Written exercise: Return each line of the listing that contains the string "weil".

Dataset entries:
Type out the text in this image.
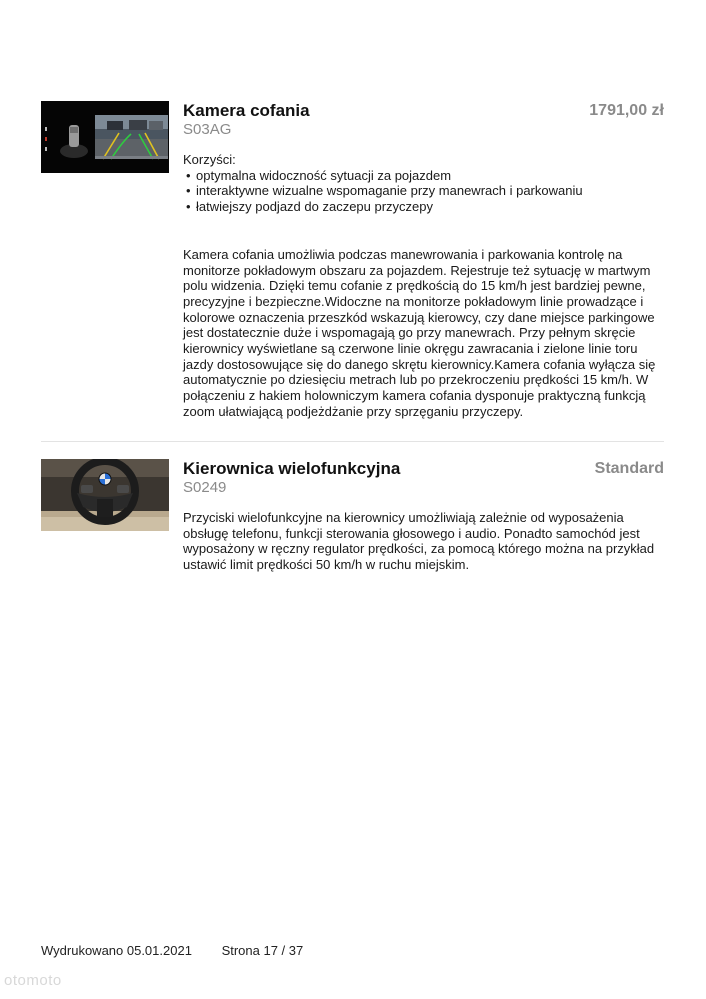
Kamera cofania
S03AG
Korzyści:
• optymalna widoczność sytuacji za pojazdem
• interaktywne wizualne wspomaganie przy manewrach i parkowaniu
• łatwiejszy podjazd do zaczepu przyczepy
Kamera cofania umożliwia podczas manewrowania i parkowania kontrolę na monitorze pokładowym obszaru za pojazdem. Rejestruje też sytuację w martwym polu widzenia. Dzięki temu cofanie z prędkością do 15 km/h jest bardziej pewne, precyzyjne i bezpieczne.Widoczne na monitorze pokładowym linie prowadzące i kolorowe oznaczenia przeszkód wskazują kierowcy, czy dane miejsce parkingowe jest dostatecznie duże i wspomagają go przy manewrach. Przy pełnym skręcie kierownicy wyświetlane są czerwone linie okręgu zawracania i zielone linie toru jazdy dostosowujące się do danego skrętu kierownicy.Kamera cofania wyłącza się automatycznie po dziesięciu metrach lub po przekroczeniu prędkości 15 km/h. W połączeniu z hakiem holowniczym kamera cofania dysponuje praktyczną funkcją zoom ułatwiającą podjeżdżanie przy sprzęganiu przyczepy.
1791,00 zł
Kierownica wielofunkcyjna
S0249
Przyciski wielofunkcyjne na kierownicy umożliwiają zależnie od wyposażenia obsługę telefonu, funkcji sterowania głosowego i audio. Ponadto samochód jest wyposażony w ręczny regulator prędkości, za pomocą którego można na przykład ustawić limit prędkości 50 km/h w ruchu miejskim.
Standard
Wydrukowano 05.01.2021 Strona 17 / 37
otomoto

==

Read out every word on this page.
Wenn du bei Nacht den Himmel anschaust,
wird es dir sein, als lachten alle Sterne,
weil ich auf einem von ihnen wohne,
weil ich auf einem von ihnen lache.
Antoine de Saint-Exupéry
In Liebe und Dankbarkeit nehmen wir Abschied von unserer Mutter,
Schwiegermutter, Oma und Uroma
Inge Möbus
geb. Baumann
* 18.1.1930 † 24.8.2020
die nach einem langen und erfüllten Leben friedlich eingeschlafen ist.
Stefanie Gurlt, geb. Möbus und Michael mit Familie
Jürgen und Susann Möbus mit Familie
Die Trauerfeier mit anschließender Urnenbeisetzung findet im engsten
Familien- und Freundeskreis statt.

Full solution:
weil ich auf einem von ihnen wohne,
weil ich auf einem von ihnen lache.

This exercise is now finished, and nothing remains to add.